» **What this task involves**: Write out the data again in full, exactly as it reads.

» **Stored items**:
==================================================

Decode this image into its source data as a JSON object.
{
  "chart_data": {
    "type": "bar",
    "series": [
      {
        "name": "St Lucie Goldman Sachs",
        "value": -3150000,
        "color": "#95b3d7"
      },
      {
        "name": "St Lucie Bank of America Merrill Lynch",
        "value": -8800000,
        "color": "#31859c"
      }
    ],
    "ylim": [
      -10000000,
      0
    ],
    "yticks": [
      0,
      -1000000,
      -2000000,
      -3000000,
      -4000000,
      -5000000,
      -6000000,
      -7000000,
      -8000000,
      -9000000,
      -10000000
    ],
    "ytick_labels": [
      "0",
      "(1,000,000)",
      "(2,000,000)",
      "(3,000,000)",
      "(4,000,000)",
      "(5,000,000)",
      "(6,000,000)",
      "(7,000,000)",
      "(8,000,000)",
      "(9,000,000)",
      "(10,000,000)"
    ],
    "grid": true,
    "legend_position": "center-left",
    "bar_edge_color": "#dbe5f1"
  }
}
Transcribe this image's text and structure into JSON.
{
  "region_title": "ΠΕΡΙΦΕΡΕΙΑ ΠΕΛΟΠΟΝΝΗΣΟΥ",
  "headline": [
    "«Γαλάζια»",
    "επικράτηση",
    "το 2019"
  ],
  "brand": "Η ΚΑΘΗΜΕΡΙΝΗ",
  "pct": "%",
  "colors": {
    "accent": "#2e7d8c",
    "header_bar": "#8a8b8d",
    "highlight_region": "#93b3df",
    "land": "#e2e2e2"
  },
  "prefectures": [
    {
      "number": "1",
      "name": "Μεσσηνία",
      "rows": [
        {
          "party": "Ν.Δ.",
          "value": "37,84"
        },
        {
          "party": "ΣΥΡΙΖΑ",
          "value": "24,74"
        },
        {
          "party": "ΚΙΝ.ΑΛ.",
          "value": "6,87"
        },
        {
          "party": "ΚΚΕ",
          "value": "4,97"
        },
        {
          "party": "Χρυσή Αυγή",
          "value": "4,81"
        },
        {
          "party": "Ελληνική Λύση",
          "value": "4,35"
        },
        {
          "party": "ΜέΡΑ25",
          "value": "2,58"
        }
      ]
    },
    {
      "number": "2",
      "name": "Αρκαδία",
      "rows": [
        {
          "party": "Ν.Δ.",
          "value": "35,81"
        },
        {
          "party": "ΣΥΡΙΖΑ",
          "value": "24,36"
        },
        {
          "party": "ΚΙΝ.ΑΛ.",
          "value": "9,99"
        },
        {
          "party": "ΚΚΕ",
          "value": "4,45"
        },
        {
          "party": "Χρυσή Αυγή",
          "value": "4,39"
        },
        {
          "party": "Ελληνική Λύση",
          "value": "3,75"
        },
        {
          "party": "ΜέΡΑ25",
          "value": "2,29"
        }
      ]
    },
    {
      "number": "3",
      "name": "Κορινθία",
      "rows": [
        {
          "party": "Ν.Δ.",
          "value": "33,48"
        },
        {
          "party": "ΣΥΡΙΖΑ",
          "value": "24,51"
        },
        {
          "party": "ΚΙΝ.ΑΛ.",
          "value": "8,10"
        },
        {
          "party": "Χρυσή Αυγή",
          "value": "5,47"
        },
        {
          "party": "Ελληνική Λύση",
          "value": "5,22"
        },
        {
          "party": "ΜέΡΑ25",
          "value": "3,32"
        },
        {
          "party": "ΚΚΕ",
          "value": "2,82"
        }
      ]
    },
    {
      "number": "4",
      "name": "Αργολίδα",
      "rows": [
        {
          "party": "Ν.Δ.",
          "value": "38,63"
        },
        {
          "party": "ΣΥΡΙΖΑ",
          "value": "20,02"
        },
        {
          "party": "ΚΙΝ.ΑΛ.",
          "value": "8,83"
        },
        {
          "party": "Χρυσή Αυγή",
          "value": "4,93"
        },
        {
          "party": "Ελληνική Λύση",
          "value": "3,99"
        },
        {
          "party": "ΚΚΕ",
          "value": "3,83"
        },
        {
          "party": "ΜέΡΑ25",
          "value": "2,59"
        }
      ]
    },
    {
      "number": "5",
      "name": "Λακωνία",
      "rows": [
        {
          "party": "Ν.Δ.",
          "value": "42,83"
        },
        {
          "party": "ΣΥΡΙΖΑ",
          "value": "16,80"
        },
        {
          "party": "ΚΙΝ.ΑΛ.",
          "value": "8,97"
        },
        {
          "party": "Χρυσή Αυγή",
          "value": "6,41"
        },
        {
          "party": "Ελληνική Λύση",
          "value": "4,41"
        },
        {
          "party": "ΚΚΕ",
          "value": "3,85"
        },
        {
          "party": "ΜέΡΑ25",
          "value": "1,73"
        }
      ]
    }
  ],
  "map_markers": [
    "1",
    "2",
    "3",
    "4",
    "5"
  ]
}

==================================================

» **Exercise output**:
Decode this image into its source data as a JSON object.
{
  "chart_data": {
    "type": "bar",
    "series": [
      {
        "name": "St Lucie Goldman Sachs",
        "value": -3150000,
        "color": "#95b3d7"
      },
      {
        "name": "St Lucie Bank of America Merrill Lynch",
        "value": -8800000,
        "color": "#31859c"
      }
    ],
    "ylim": [
      -10000000,
      0
    ],
    "yticks": [
      0,
      -1000000,
      -2000000,
      -3000000,
      -4000000,
      -5000000,
      -6000000,
      -7000000,
      -8000000,
      -9000000,
      -10000000
    ],
    "ytick_labels": [
      "0",
      "(1,000,000)",
      "(2,000,000)",
      "(3,000,000)",
      "(4,000,000)",
      "(5,000,000)",
      "(6,000,000)",
      "(7,000,000)",
      "(8,000,000)",
      "(9,000,000)",
      "(10,000,000)"
    ],
    "grid": true,
    "legend_position": "center-left",
    "bar_edge_color": "#dbe5f1"
  }
}
Transcribe this image's text and structure into JSON.
{
  "region_title": "ΠΕΡΙΦΕΡΕΙΑ ΠΕΛΟΠΟΝΝΗΣΟΥ",
  "headline": [
    "«Γαλάζια»",
    "επικράτηση",
    "το 2019"
  ],
  "brand": "Η ΚΑΘΗΜΕΡΙΝΗ",
  "pct": "%",
  "colors": {
    "accent": "#2e7d8c",
    "header_bar": "#8a8b8d",
    "highlight_region": "#93b3df",
    "land": "#e2e2e2"
  },
  "prefectures": [
    {
      "number": "1",
      "name": "Μεσσηνία",
      "rows": [
        {
          "party": "Ν.Δ.",
          "value": "37,84"
        },
        {
          "party": "ΣΥΡΙΖΑ",
          "value": "24,74"
        },
        {
          "party": "ΚΙΝ.ΑΛ.",
          "value": "6,87"
        },
        {
          "party": "ΚΚΕ",
          "value": "4,97"
        },
        {
          "party": "Χρυσή Αυγή",
          "value": "4,81"
        },
        {
          "party": "Ελληνική Λύση",
          "value": "4,35"
        },
        {
          "party": "ΜέΡΑ25",
          "value": "2,58"
        }
      ]
    },
    {
      "number": "2",
      "name": "Αρκαδία",
      "rows": [
        {
          "party": "Ν.Δ.",
          "value": "35,81"
        },
        {
          "party": "ΣΥΡΙΖΑ",
          "value": "24,36"
        },
        {
          "party": "ΚΙΝ.ΑΛ.",
          "value": "9,99"
        },
        {
          "party": "ΚΚΕ",
          "value": "4,45"
        },
        {
          "party": "Χρυσή Αυγή",
          "value": "4,39"
        },
        {
          "party": "Ελληνική Λύση",
          "value": "3,75"
        },
        {
          "party": "ΜέΡΑ25",
          "value": "2,29"
        }
      ]
    },
    {
      "number": "3",
      "name": "Κορινθία",
      "rows": [
        {
          "party": "Ν.Δ.",
          "value": "33,48"
        },
        {
          "party": "ΣΥΡΙΖΑ",
          "value": "24,51"
        },
        {
          "party": "ΚΙΝ.ΑΛ.",
          "value": "8,10"
        },
        {
          "party": "Χρυσή Αυγή",
          "value": "5,47"
        },
        {
          "party": "Ελληνική Λύση",
          "value": "5,22"
        },
        {
          "party": "ΜέΡΑ25",
          "value": "3,32"
        },
        {
          "party": "ΚΚΕ",
          "value": "2,82"
        }
      ]
    },
    {
      "number": "4",
      "name": "Αργολίδα",
      "rows": [
        {
          "party": "Ν.Δ.",
          "value": "38,63"
        },
        {
          "party": "ΣΥΡΙΖΑ",
          "value": "20,02"
        },
        {
          "party": "ΚΙΝ.ΑΛ.",
          "value": "8,83"
        },
        {
          "party": "Χρυσή Αυγή",
          "value": "4,93"
        },
        {
          "party": "Ελληνική Λύση",
          "value": "3,99"
        },
        {
          "party": "ΚΚΕ",
          "value": "3,83"
        },
        {
          "party": "ΜέΡΑ25",
          "value": "2,59"
        }
      ]
    },
    {
      "number": "5",
      "name": "Λακωνία",
      "rows": [
        {
          "party": "Ν.Δ.",
          "value": "42,83"
        },
        {
          "party": "ΣΥΡΙΖΑ",
          "value": "16,80"
        },
        {
          "party": "ΚΙΝ.ΑΛ.",
          "value": "8,97"
        },
        {
          "party": "Χρυσή Αυγή",
          "value": "6,41"
        },
        {
          "party": "Ελληνική Λύση",
          "value": "4,41"
        },
        {
          "party": "ΚΚΕ",
          "value": "3,85"
        },
        {
          "party": "ΜέΡΑ25",
          "value": "1,73"
        }
      ]
    }
  ],
  "map_markers": [
    "1",
    "2",
    "3",
    "4",
    "5"
  ]
}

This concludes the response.